--- Start Information given ---

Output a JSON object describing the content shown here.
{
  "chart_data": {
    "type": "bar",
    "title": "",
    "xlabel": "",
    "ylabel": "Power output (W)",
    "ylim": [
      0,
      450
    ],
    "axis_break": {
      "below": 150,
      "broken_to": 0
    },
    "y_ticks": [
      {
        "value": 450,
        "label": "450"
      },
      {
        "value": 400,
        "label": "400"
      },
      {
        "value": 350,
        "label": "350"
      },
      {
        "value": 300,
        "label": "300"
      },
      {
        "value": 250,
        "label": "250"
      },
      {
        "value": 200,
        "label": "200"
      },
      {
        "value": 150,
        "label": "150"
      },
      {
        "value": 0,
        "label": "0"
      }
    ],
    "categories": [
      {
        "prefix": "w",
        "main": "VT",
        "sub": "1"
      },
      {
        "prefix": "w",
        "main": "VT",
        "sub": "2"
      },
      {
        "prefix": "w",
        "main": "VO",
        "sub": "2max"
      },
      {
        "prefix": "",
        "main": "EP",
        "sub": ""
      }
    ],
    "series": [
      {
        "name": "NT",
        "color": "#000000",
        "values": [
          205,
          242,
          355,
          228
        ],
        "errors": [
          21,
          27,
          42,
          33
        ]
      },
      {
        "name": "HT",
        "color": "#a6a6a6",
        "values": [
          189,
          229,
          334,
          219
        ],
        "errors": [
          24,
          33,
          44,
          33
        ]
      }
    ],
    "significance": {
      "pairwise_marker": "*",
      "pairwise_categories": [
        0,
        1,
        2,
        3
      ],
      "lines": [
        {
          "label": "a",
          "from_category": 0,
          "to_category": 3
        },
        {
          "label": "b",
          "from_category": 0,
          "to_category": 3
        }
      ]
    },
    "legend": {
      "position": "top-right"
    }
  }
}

--- End Information given ---

What you are asked to do → Write out the records shown above, exactly as they appear.

Response below →
Output a JSON object describing the content shown here.
{
  "chart_data": {
    "type": "bar",
    "title": "",
    "xlabel": "",
    "ylabel": "Power output (W)",
    "ylim": [
      0,
      450
    ],
    "axis_break": {
      "below": 150,
      "broken_to": 0
    },
    "y_ticks": [
      {
        "value": 450,
        "label": "450"
      },
      {
        "value": 400,
        "label": "400"
      },
      {
        "value": 350,
        "label": "350"
      },
      {
        "value": 300,
        "label": "300"
      },
      {
        "value": 250,
        "label": "250"
      },
      {
        "value": 200,
        "label": "200"
      },
      {
        "value": 150,
        "label": "150"
      },
      {
        "value": 0,
        "label": "0"
      }
    ],
    "categories": [
      {
        "prefix": "w",
        "main": "VT",
        "sub": "1"
      },
      {
        "prefix": "w",
        "main": "VT",
        "sub": "2"
      },
      {
        "prefix": "w",
        "main": "VO",
        "sub": "2max"
      },
      {
        "prefix": "",
        "main": "EP",
        "sub": ""
      }
    ],
    "series": [
      {
        "name": "NT",
        "color": "#000000",
        "values": [
          205,
          242,
          355,
          228
        ],
        "errors": [
          21,
          27,
          42,
          33
        ]
      },
      {
        "name": "HT",
        "color": "#a6a6a6",
        "values": [
          189,
          229,
          334,
          219
        ],
        "errors": [
          24,
          33,
          44,
          33
        ]
      }
    ],
    "significance": {
      "pairwise_marker": "*",
      "pairwise_categories": [
        0,
        1,
        2,
        3
      ],
      "lines": [
        {
          "label": "a",
          "from_category": 0,
          "to_category": 3
        },
        {
          "label": "b",
          "from_category": 0,
          "to_category": 3
        }
      ]
    },
    "legend": {
      "position": "top-right"
    }
  }
}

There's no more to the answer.